**Objective:** Filter this data down to the lines that hold "JSON", and copy them.

(Data tied to figure images)
------------------------------------
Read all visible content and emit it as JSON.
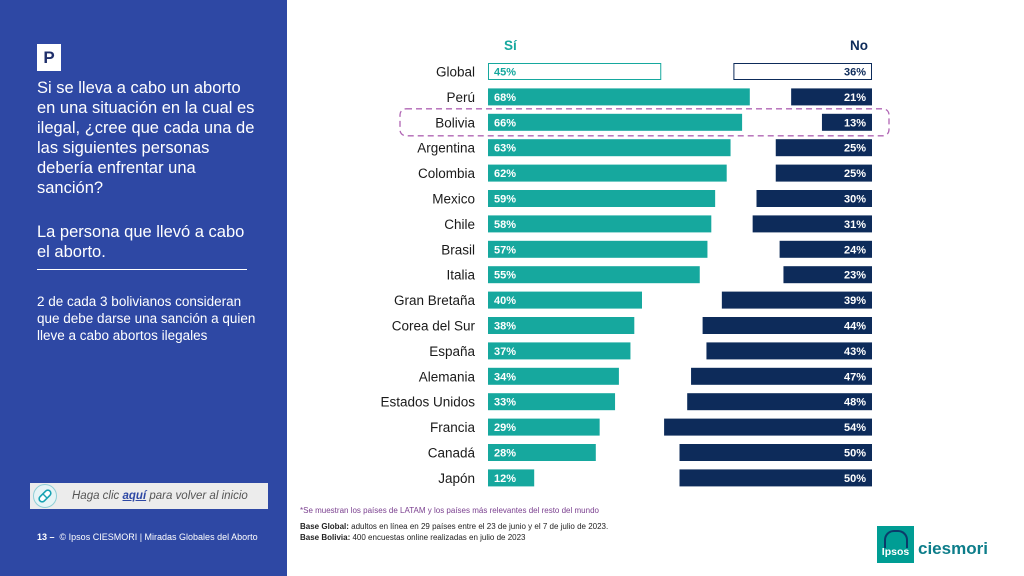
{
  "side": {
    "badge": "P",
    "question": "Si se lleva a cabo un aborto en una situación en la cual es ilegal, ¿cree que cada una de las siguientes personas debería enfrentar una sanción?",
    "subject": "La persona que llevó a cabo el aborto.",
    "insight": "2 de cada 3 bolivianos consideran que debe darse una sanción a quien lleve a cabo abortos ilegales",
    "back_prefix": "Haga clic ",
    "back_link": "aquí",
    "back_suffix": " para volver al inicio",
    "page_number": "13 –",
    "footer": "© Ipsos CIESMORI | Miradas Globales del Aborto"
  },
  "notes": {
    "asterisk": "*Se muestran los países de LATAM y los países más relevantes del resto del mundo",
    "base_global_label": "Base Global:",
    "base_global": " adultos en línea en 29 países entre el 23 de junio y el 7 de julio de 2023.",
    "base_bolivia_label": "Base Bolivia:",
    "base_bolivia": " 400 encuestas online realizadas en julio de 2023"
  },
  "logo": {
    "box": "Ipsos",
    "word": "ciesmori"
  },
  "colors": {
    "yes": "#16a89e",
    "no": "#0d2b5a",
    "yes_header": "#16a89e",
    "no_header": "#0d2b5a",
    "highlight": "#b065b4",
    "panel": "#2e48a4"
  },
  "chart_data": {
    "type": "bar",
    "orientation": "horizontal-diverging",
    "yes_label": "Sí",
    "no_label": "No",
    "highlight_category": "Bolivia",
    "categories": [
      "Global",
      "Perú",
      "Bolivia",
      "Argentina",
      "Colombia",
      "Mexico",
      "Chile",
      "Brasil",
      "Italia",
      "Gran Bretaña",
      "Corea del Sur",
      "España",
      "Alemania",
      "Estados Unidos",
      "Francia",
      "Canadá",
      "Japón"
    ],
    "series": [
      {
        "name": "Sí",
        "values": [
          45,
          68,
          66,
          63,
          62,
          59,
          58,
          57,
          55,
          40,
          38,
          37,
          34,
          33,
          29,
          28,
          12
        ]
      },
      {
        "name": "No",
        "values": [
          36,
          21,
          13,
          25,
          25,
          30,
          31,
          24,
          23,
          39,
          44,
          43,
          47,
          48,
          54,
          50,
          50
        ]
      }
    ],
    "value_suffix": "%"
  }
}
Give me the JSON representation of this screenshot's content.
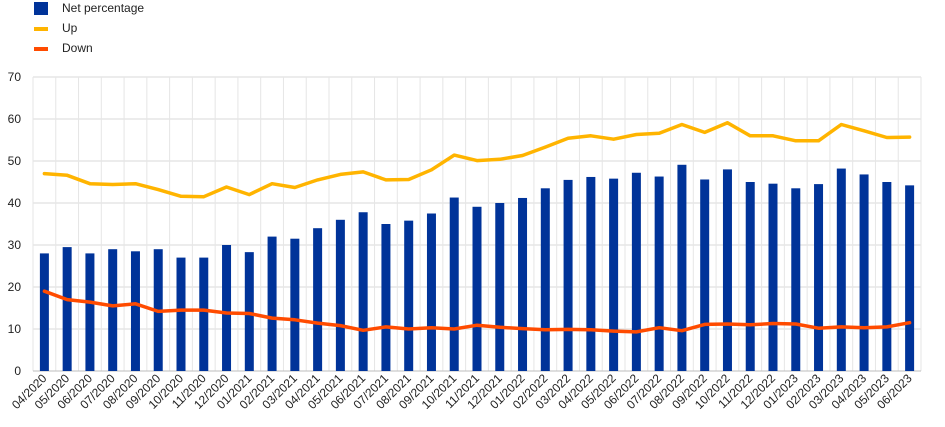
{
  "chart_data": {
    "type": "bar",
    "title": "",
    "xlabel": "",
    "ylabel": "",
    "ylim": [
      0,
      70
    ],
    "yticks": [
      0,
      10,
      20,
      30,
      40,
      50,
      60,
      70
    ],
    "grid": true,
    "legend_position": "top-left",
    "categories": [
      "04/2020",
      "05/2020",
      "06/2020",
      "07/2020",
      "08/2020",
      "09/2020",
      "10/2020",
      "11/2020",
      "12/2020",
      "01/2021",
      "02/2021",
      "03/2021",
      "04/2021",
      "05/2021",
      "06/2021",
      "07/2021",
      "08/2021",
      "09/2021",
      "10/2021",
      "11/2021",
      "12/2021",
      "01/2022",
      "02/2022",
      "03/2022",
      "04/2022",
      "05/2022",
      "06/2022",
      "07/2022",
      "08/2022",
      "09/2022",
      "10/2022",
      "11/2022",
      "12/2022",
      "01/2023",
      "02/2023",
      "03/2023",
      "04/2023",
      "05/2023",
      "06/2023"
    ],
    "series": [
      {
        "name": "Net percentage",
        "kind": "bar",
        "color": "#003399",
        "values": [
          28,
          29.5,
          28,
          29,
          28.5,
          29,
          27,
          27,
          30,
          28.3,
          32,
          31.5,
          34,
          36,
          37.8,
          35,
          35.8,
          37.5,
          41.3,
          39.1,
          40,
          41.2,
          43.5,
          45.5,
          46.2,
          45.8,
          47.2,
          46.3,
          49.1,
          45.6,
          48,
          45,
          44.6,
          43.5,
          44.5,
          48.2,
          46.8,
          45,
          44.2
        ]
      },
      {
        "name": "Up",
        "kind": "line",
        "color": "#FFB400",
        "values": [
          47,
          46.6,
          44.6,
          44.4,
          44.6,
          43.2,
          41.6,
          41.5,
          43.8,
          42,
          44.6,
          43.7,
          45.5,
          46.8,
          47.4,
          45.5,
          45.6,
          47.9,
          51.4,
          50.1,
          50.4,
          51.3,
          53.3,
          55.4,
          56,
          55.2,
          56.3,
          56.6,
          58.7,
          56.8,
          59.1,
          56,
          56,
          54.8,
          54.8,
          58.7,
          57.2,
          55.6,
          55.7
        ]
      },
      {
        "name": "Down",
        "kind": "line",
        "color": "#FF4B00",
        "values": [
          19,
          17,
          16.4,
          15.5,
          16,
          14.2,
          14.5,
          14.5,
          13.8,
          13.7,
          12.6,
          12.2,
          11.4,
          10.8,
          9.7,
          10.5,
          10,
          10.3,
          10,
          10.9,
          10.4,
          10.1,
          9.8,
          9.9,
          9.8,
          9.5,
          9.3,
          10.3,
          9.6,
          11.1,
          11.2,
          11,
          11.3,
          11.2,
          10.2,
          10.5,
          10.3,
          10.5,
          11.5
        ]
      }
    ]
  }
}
------------------------------------
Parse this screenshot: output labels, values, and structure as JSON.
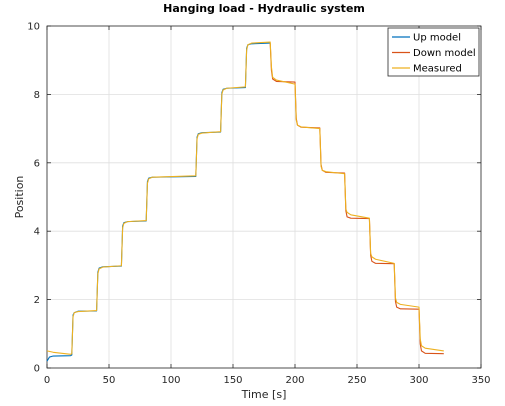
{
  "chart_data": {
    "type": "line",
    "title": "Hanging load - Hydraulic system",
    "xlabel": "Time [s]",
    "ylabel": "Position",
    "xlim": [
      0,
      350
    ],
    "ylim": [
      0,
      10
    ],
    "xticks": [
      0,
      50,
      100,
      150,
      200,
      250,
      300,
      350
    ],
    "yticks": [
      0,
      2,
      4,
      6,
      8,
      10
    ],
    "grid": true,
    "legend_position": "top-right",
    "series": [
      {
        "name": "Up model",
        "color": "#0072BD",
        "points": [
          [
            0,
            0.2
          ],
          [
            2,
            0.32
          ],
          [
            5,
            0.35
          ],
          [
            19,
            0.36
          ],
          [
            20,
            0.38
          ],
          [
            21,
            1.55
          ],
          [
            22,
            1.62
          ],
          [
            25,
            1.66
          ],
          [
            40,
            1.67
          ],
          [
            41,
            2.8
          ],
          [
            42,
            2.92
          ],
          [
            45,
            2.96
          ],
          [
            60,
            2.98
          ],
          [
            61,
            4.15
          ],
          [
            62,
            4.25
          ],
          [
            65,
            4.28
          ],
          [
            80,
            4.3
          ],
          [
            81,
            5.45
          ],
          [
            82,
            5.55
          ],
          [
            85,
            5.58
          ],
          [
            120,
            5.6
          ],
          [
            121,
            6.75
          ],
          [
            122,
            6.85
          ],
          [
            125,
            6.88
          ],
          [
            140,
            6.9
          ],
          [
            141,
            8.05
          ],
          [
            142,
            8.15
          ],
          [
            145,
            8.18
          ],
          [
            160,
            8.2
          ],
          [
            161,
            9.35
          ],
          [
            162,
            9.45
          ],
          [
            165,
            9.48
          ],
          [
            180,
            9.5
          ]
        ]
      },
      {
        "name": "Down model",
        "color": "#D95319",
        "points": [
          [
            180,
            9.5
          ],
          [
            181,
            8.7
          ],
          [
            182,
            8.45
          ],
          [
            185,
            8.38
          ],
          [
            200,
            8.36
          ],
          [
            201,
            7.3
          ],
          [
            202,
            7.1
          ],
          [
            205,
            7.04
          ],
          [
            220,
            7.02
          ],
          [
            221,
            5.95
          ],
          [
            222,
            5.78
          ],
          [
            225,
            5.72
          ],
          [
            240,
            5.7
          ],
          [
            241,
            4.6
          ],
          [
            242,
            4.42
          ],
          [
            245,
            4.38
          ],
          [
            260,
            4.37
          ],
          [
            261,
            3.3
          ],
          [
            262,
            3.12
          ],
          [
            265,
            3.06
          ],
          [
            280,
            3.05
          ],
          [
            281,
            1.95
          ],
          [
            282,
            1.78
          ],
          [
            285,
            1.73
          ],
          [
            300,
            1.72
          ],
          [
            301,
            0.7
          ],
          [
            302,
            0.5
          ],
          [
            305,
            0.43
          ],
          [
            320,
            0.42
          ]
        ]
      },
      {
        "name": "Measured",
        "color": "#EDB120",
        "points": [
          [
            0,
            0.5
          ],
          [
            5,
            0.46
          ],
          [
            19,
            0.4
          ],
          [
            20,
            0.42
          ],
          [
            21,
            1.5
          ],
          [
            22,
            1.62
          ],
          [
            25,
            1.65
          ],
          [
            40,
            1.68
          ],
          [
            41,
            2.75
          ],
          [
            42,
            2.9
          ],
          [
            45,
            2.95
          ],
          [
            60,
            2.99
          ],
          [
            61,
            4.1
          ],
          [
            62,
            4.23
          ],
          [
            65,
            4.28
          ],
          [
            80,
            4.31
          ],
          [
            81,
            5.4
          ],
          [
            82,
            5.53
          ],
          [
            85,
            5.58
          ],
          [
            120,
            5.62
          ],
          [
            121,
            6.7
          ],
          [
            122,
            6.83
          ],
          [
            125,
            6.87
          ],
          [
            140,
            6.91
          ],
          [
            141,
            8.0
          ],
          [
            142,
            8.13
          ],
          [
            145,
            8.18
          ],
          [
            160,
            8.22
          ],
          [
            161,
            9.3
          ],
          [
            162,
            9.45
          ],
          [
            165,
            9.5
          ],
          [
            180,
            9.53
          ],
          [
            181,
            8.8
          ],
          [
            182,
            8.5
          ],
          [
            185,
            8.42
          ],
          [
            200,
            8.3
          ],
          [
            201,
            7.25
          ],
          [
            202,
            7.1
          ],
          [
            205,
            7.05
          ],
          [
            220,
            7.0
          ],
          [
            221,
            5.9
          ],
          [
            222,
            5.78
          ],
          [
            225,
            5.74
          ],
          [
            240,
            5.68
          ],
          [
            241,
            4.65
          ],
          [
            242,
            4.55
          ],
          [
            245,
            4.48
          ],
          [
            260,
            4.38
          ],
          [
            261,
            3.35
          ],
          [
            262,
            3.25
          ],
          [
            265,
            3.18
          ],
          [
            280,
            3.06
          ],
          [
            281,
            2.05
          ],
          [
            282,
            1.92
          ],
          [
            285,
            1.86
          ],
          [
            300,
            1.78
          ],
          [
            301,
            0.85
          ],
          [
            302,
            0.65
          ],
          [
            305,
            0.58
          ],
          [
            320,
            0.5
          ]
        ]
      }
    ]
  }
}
------------------------------------
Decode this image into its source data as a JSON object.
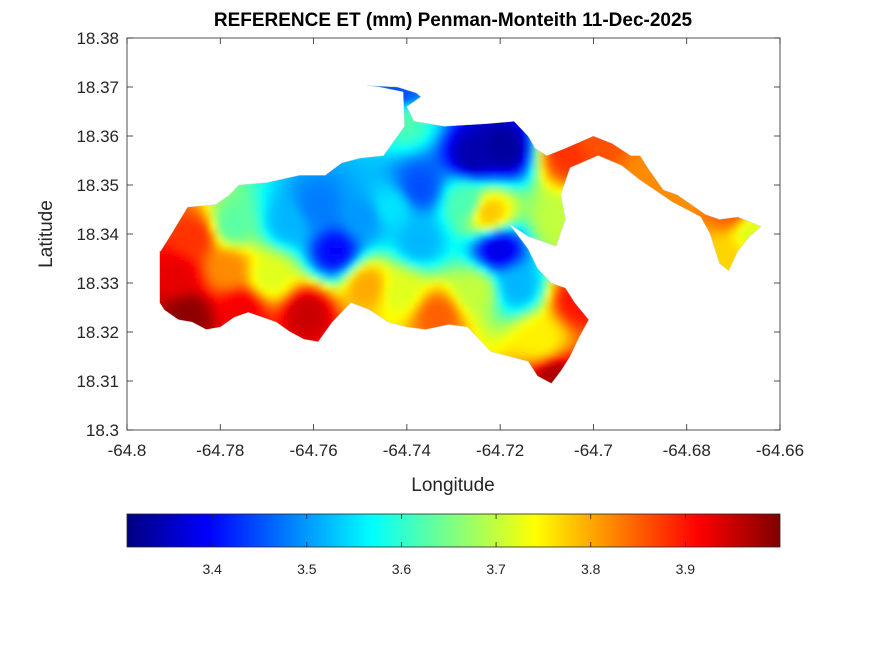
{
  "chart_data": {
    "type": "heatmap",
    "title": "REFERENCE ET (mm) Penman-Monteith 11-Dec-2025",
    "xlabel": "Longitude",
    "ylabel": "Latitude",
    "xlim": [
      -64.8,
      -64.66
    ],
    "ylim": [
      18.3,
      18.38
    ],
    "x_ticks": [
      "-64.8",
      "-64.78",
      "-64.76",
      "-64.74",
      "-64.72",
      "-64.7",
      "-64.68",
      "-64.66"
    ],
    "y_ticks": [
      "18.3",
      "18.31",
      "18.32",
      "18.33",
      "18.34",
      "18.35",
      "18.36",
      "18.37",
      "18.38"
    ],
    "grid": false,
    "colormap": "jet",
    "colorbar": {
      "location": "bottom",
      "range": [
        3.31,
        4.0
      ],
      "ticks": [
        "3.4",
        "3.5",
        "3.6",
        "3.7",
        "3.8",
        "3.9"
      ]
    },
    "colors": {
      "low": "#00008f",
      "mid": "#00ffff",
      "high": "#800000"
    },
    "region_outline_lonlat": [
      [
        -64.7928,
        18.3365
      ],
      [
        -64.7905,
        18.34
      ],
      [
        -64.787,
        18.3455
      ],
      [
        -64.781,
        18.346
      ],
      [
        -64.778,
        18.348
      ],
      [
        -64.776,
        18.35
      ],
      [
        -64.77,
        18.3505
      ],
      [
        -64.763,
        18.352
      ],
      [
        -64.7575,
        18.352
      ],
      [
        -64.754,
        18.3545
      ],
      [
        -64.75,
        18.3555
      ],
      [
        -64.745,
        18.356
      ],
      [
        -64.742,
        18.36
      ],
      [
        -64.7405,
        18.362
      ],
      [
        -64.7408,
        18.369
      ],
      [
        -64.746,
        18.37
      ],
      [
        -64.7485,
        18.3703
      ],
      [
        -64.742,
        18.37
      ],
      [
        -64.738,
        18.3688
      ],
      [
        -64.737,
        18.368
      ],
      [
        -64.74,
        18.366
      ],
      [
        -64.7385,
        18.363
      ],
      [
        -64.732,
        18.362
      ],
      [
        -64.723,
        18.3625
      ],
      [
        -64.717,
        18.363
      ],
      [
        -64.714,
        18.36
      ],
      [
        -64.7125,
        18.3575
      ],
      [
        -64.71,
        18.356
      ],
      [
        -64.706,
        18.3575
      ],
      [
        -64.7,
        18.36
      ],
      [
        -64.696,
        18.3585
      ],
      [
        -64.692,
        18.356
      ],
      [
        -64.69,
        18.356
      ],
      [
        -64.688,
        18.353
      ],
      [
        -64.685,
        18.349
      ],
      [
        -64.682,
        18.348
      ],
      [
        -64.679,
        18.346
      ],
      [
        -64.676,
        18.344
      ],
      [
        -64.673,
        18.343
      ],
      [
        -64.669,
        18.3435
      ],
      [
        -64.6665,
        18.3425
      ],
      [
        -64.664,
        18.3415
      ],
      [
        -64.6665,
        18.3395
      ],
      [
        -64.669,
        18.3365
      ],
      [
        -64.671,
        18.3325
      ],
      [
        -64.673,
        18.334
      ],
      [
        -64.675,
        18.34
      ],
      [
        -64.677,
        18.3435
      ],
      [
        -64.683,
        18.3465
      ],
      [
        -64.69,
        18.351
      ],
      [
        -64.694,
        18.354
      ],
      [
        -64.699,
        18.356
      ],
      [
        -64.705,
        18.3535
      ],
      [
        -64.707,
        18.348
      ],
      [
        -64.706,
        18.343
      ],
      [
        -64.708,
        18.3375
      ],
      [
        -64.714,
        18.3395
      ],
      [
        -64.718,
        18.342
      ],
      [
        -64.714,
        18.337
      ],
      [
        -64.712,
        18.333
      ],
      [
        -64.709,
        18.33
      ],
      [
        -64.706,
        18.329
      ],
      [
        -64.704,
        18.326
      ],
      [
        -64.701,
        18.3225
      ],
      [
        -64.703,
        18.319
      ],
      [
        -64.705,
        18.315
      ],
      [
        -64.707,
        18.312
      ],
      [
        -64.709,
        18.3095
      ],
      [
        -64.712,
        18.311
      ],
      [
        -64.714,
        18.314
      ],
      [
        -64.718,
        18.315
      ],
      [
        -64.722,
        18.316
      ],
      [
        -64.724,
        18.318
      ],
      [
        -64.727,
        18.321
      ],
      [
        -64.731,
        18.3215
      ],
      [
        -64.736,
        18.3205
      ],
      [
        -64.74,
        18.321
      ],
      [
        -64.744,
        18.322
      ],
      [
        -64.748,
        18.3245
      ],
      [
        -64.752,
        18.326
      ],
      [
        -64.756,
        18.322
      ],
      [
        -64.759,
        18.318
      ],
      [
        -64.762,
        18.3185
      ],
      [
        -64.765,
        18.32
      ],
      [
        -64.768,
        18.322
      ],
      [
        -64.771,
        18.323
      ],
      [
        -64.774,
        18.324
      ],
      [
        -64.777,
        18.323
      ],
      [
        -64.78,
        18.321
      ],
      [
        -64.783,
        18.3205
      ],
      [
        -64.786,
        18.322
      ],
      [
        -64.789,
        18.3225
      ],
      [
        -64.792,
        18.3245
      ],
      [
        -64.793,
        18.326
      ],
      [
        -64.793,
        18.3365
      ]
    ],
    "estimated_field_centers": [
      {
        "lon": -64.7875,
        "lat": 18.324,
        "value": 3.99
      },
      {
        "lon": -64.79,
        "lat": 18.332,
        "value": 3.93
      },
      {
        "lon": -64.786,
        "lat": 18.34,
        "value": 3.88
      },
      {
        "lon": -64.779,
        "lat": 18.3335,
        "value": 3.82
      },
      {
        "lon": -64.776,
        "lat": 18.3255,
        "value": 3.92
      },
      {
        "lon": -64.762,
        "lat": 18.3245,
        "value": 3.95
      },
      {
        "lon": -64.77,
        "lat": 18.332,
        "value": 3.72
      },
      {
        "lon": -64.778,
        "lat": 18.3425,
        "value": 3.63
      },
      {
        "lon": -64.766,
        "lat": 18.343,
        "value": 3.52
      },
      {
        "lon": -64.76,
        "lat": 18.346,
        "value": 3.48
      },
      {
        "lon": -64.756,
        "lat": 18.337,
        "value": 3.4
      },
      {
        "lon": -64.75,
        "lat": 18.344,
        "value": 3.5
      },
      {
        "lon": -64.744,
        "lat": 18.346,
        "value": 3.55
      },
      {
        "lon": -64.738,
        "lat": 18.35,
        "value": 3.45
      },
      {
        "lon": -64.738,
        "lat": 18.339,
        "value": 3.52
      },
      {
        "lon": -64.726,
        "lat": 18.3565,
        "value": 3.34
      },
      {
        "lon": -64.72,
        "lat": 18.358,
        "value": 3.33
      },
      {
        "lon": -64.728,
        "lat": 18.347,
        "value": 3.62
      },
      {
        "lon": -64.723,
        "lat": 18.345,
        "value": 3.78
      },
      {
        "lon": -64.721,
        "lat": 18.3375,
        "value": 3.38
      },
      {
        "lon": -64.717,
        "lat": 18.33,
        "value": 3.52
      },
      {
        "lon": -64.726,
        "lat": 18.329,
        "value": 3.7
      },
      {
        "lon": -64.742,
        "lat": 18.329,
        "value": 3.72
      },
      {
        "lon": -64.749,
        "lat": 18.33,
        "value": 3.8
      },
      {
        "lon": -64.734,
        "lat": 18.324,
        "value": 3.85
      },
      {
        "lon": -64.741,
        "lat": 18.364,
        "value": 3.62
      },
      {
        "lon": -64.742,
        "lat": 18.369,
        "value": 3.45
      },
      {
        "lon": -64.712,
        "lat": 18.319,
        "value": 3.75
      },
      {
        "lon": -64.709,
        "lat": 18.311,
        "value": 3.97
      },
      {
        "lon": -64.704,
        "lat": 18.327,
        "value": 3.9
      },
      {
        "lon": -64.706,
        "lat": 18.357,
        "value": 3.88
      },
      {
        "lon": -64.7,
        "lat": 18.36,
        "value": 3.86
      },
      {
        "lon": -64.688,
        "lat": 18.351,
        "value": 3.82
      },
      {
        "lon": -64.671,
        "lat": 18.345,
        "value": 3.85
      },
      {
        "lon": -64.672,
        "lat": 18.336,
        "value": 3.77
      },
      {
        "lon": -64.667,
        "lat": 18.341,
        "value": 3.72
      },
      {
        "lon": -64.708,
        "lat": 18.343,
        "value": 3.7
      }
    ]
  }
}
------------------------------------
**Expected answer:**
Read all visible content and emit it as JSON.
Give me the JSON representation of this screenshot's content.
Parse this screenshot: output labels, values, and structure as JSON.
Decode this image into its source data as a JSON object.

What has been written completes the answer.